■ Instructions to follow: Your task is to give the data again, exactly, with every line intact.

■ Dataset rows about figures:
---------------

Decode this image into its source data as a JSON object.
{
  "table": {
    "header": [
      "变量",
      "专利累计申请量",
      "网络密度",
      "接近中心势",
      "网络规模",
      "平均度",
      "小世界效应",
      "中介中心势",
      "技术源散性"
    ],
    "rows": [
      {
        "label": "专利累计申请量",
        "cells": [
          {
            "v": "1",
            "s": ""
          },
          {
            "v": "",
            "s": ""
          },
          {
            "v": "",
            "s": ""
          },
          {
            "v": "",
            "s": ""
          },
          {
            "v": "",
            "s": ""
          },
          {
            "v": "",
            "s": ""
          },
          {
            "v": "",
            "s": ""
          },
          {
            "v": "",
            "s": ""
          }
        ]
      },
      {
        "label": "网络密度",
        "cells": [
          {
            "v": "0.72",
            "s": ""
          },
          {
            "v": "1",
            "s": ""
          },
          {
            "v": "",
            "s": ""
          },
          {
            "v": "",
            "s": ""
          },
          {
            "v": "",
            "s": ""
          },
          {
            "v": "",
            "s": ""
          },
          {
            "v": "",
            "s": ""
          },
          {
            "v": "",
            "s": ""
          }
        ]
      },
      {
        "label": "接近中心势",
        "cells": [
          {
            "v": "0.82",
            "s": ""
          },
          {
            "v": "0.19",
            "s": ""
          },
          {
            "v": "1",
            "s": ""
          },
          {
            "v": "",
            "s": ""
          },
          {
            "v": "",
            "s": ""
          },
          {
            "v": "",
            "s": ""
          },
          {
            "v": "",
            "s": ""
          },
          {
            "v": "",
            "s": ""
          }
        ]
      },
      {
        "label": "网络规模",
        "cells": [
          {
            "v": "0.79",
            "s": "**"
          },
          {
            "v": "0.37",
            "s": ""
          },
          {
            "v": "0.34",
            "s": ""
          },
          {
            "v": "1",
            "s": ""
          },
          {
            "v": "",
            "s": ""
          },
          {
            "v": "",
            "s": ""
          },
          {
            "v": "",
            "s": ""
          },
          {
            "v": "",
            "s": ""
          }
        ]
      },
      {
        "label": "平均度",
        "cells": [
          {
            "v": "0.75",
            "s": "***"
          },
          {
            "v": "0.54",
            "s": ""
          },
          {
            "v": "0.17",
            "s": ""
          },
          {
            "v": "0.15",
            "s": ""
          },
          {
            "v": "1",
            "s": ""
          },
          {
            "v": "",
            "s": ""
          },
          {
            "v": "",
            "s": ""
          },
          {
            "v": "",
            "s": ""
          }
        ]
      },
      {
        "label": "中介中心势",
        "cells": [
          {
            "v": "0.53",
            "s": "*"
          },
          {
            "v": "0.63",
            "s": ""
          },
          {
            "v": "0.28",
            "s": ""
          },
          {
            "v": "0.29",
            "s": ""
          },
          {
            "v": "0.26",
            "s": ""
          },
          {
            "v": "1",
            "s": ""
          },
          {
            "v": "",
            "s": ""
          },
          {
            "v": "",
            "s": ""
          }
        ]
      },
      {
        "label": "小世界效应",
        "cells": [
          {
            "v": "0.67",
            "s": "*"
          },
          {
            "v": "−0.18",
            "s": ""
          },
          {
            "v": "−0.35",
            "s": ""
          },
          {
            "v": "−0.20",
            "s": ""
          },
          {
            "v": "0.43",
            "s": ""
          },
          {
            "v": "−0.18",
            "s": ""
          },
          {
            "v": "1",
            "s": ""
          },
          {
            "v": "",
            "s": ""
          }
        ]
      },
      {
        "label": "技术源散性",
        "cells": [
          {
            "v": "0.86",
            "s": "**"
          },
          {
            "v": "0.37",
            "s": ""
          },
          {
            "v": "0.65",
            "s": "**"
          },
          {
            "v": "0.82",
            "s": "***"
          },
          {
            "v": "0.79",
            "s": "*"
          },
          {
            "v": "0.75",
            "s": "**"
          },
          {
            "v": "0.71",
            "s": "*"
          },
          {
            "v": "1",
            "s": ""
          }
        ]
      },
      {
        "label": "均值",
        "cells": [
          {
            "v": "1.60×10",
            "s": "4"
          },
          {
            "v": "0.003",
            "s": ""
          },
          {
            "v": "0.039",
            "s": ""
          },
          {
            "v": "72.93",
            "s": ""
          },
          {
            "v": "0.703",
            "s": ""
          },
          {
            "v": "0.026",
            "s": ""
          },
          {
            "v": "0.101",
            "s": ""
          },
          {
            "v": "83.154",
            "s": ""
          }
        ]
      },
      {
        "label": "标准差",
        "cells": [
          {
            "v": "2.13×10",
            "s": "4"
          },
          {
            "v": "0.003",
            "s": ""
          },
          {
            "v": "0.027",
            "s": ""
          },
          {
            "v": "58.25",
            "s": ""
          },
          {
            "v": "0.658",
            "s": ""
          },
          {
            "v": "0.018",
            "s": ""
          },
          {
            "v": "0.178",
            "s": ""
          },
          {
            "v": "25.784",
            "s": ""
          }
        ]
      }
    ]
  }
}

---------------

■ Written answer:
Decode this image into its source data as a JSON object.
{
  "table": {
    "header": [
      "变量",
      "专利累计申请量",
      "网络密度",
      "接近中心势",
      "网络规模",
      "平均度",
      "小世界效应",
      "中介中心势",
      "技术源散性"
    ],
    "rows": [
      {
        "label": "专利累计申请量",
        "cells": [
          {
            "v": "1",
            "s": ""
          },
          {
            "v": "",
            "s": ""
          },
          {
            "v": "",
            "s": ""
          },
          {
            "v": "",
            "s": ""
          },
          {
            "v": "",
            "s": ""
          },
          {
            "v": "",
            "s": ""
          },
          {
            "v": "",
            "s": ""
          },
          {
            "v": "",
            "s": ""
          }
        ]
      },
      {
        "label": "网络密度",
        "cells": [
          {
            "v": "0.72",
            "s": ""
          },
          {
            "v": "1",
            "s": ""
          },
          {
            "v": "",
            "s": ""
          },
          {
            "v": "",
            "s": ""
          },
          {
            "v": "",
            "s": ""
          },
          {
            "v": "",
            "s": ""
          },
          {
            "v": "",
            "s": ""
          },
          {
            "v": "",
            "s": ""
          }
        ]
      },
      {
        "label": "接近中心势",
        "cells": [
          {
            "v": "0.82",
            "s": ""
          },
          {
            "v": "0.19",
            "s": ""
          },
          {
            "v": "1",
            "s": ""
          },
          {
            "v": "",
            "s": ""
          },
          {
            "v": "",
            "s": ""
          },
          {
            "v": "",
            "s": ""
          },
          {
            "v": "",
            "s": ""
          },
          {
            "v": "",
            "s": ""
          }
        ]
      },
      {
        "label": "网络规模",
        "cells": [
          {
            "v": "0.79",
            "s": "**"
          },
          {
            "v": "0.37",
            "s": ""
          },
          {
            "v": "0.34",
            "s": ""
          },
          {
            "v": "1",
            "s": ""
          },
          {
            "v": "",
            "s": ""
          },
          {
            "v": "",
            "s": ""
          },
          {
            "v": "",
            "s": ""
          },
          {
            "v": "",
            "s": ""
          }
        ]
      },
      {
        "label": "平均度",
        "cells": [
          {
            "v": "0.75",
            "s": "***"
          },
          {
            "v": "0.54",
            "s": ""
          },
          {
            "v": "0.17",
            "s": ""
          },
          {
            "v": "0.15",
            "s": ""
          },
          {
            "v": "1",
            "s": ""
          },
          {
            "v": "",
            "s": ""
          },
          {
            "v": "",
            "s": ""
          },
          {
            "v": "",
            "s": ""
          }
        ]
      },
      {
        "label": "中介中心势",
        "cells": [
          {
            "v": "0.53",
            "s": "*"
          },
          {
            "v": "0.63",
            "s": ""
          },
          {
            "v": "0.28",
            "s": ""
          },
          {
            "v": "0.29",
            "s": ""
          },
          {
            "v": "0.26",
            "s": ""
          },
          {
            "v": "1",
            "s": ""
          },
          {
            "v": "",
            "s": ""
          },
          {
            "v": "",
            "s": ""
          }
        ]
      },
      {
        "label": "小世界效应",
        "cells": [
          {
            "v": "0.67",
            "s": "*"
          },
          {
            "v": "−0.18",
            "s": ""
          },
          {
            "v": "−0.35",
            "s": ""
          },
          {
            "v": "−0.20",
            "s": ""
          },
          {
            "v": "0.43",
            "s": ""
          },
          {
            "v": "−0.18",
            "s": ""
          },
          {
            "v": "1",
            "s": ""
          },
          {
            "v": "",
            "s": ""
          }
        ]
      },
      {
        "label": "技术源散性",
        "cells": [
          {
            "v": "0.86",
            "s": "**"
          },
          {
            "v": "0.37",
            "s": ""
          },
          {
            "v": "0.65",
            "s": "**"
          },
          {
            "v": "0.82",
            "s": "***"
          },
          {
            "v": "0.79",
            "s": "*"
          },
          {
            "v": "0.75",
            "s": "**"
          },
          {
            "v": "0.71",
            "s": "*"
          },
          {
            "v": "1",
            "s": ""
          }
        ]
      },
      {
        "label": "均值",
        "cells": [
          {
            "v": "1.60×10",
            "s": "4"
          },
          {
            "v": "0.003",
            "s": ""
          },
          {
            "v": "0.039",
            "s": ""
          },
          {
            "v": "72.93",
            "s": ""
          },
          {
            "v": "0.703",
            "s": ""
          },
          {
            "v": "0.026",
            "s": ""
          },
          {
            "v": "0.101",
            "s": ""
          },
          {
            "v": "83.154",
            "s": ""
          }
        ]
      },
      {
        "label": "标准差",
        "cells": [
          {
            "v": "2.13×10",
            "s": "4"
          },
          {
            "v": "0.003",
            "s": ""
          },
          {
            "v": "0.027",
            "s": ""
          },
          {
            "v": "58.25",
            "s": ""
          },
          {
            "v": "0.658",
            "s": ""
          },
          {
            "v": "0.018",
            "s": ""
          },
          {
            "v": "0.178",
            "s": ""
          },
          {
            "v": "25.784",
            "s": ""
          }
        ]
      }
    ]
  }
}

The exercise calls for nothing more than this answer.